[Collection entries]
====================

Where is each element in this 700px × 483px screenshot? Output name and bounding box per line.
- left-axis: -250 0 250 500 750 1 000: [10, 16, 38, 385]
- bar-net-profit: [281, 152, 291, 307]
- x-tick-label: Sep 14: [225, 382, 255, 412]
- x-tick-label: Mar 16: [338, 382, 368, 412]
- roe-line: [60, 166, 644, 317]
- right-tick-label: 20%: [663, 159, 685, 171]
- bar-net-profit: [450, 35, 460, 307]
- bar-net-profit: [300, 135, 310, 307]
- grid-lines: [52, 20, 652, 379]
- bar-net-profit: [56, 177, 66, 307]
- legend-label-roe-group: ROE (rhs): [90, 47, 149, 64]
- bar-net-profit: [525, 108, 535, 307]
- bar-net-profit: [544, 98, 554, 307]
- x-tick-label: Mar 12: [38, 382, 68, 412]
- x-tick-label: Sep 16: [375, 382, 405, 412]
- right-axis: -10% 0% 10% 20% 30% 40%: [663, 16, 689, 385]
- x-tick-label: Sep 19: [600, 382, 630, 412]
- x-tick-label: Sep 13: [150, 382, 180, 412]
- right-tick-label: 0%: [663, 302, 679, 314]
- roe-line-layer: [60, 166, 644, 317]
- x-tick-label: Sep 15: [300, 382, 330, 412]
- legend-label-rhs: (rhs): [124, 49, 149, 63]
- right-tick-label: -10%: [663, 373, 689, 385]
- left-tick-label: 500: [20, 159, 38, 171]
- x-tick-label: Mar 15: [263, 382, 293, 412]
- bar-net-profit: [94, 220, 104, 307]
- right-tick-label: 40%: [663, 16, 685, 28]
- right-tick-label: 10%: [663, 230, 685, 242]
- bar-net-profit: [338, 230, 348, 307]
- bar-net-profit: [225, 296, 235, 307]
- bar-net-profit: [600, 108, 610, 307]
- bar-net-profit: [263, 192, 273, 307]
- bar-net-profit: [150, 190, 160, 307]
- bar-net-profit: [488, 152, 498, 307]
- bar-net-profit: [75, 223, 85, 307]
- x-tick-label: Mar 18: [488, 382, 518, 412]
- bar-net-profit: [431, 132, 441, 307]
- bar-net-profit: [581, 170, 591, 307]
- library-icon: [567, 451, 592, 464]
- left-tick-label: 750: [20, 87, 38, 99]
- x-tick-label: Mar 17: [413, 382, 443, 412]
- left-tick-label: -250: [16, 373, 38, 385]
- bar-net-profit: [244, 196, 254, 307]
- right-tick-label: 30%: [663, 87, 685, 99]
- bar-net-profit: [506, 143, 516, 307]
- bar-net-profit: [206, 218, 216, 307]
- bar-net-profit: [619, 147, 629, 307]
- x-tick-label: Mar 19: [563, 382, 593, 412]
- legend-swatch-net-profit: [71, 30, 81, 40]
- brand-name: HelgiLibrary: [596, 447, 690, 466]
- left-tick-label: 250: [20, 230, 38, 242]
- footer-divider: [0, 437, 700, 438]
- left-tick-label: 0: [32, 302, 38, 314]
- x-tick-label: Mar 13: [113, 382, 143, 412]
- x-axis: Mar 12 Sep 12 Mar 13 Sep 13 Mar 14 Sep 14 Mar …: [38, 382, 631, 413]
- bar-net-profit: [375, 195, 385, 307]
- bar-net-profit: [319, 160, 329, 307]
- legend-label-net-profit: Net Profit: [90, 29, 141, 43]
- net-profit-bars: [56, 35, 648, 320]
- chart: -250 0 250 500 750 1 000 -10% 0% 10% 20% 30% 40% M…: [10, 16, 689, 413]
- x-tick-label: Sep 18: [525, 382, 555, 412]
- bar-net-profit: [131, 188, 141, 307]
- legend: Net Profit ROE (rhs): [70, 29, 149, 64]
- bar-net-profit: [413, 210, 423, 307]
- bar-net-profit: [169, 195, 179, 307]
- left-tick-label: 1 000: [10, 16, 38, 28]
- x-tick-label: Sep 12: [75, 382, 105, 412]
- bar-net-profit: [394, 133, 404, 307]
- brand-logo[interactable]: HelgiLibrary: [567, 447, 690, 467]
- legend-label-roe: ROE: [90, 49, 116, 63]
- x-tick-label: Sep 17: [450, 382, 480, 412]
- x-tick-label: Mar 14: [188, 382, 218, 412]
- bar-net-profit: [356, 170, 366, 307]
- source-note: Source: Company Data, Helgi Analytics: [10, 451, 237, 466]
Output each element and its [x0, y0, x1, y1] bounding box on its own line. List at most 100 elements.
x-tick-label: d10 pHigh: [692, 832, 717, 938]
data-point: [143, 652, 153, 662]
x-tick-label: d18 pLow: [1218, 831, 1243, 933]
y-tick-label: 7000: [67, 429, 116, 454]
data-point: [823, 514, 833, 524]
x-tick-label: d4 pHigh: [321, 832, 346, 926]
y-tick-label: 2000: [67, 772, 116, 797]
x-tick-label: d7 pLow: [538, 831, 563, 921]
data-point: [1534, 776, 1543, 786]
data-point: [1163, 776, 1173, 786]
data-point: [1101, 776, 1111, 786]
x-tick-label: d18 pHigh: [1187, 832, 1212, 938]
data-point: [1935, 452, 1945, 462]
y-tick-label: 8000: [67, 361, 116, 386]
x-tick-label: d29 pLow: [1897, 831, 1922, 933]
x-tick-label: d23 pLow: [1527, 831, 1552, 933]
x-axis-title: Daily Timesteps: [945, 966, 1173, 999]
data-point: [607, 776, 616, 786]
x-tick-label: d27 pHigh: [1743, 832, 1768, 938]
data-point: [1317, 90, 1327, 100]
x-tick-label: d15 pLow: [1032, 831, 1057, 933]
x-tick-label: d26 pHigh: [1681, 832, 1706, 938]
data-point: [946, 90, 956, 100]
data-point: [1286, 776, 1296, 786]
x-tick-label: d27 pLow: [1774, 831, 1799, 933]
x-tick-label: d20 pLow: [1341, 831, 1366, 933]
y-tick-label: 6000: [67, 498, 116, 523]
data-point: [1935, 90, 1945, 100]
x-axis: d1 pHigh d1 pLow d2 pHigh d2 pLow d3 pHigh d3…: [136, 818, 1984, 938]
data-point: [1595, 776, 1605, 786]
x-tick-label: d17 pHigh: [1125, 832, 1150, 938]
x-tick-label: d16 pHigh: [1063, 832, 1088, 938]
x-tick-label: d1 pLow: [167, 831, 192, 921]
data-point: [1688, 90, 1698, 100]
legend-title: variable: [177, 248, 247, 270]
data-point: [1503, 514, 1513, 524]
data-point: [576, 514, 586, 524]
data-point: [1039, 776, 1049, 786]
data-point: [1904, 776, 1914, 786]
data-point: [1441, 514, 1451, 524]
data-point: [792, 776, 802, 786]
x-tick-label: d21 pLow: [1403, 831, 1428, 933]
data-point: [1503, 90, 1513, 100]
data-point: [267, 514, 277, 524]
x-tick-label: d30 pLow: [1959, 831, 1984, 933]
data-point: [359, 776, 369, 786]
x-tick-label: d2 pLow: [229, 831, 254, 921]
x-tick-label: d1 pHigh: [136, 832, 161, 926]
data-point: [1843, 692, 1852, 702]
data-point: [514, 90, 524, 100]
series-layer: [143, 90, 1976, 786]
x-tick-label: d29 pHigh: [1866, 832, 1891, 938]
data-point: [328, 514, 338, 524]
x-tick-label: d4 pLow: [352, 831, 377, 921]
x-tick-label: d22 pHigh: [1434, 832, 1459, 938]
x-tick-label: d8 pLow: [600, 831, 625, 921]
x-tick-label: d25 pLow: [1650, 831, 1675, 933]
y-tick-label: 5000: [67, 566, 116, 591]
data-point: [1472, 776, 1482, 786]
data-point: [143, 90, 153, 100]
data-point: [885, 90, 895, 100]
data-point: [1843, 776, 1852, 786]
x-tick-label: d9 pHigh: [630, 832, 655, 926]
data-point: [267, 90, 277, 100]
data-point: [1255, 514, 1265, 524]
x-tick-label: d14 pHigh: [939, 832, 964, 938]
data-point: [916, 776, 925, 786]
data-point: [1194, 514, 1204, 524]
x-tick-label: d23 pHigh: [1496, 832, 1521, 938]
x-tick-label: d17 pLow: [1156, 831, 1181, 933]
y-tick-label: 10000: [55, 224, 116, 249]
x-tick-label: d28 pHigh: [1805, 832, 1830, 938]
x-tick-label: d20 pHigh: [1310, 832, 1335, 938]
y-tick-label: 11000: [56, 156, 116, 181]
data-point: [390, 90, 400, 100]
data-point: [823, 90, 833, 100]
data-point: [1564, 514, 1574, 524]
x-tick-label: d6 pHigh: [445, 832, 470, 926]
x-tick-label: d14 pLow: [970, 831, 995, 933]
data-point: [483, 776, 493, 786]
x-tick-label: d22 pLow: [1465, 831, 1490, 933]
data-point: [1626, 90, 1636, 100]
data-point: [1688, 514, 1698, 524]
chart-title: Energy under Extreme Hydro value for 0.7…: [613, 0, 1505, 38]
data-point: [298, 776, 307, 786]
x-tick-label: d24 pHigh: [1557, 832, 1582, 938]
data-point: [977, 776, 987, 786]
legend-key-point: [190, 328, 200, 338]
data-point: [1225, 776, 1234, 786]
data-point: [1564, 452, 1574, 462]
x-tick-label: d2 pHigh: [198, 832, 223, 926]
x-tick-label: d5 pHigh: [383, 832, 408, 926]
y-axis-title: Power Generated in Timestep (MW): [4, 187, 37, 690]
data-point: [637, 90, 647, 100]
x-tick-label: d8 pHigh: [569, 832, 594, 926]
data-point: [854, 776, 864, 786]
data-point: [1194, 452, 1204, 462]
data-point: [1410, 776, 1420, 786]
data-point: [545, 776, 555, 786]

====================

[Aim]: Can you reproduce the records from the start through the line containing "- bar-net-profit: [506, 143, 516, 307]", inclusive, changing every "right-tick-label" to "rhs-tick-label" and leaving everything else unchanged?

[Complete output]:
Where is each element in this 700px × 483px screenshot? Output name and bounding box per line.
- left-axis: -250 0 250 500 750 1 000: [10, 16, 38, 385]
- bar-net-profit: [281, 152, 291, 307]
- x-tick-label: Sep 14: [225, 382, 255, 412]
- x-tick-label: Mar 16: [338, 382, 368, 412]
- roe-line: [60, 166, 644, 317]
- rhs-tick-label: 20%: [663, 159, 685, 171]
- bar-net-profit: [450, 35, 460, 307]
- bar-net-profit: [300, 135, 310, 307]
- grid-lines: [52, 20, 652, 379]
- bar-net-profit: [56, 177, 66, 307]
- legend-label-roe-group: ROE (rhs): [90, 47, 149, 64]
- bar-net-profit: [525, 108, 535, 307]
- bar-net-profit: [544, 98, 554, 307]
- x-tick-label: Mar 12: [38, 382, 68, 412]
- x-tick-label: Sep 16: [375, 382, 405, 412]
- right-axis: -10% 0% 10% 20% 30% 40%: [663, 16, 689, 385]
- x-tick-label: Sep 19: [600, 382, 630, 412]
- x-tick-label: Sep 13: [150, 382, 180, 412]
- rhs-tick-label: 0%: [663, 302, 679, 314]
- roe-line-layer: [60, 166, 644, 317]
- x-tick-label: Sep 15: [300, 382, 330, 412]
- legend-label-rhs: (rhs): [124, 49, 149, 63]
- rhs-tick-label: -10%: [663, 373, 689, 385]
- left-tick-label: 500: [20, 159, 38, 171]
- x-tick-label: Mar 15: [263, 382, 293, 412]
- bar-net-profit: [94, 220, 104, 307]
- rhs-tick-label: 40%: [663, 16, 685, 28]
- rhs-tick-label: 10%: [663, 230, 685, 242]
- bar-net-profit: [338, 230, 348, 307]
- bar-net-profit: [225, 296, 235, 307]
- bar-net-profit: [600, 108, 610, 307]
- bar-net-profit: [263, 192, 273, 307]
- bar-net-profit: [150, 190, 160, 307]
- bar-net-profit: [488, 152, 498, 307]
- bar-net-profit: [75, 223, 85, 307]
- x-tick-label: Mar 18: [488, 382, 518, 412]
- bar-net-profit: [431, 132, 441, 307]
- bar-net-profit: [581, 170, 591, 307]
- library-icon: [567, 451, 592, 464]
- left-tick-label: 750: [20, 87, 38, 99]
- x-tick-label: Mar 17: [413, 382, 443, 412]
- left-tick-label: -250: [16, 373, 38, 385]
- bar-net-profit: [244, 196, 254, 307]
- rhs-tick-label: 30%: [663, 87, 685, 99]
- bar-net-profit: [506, 143, 516, 307]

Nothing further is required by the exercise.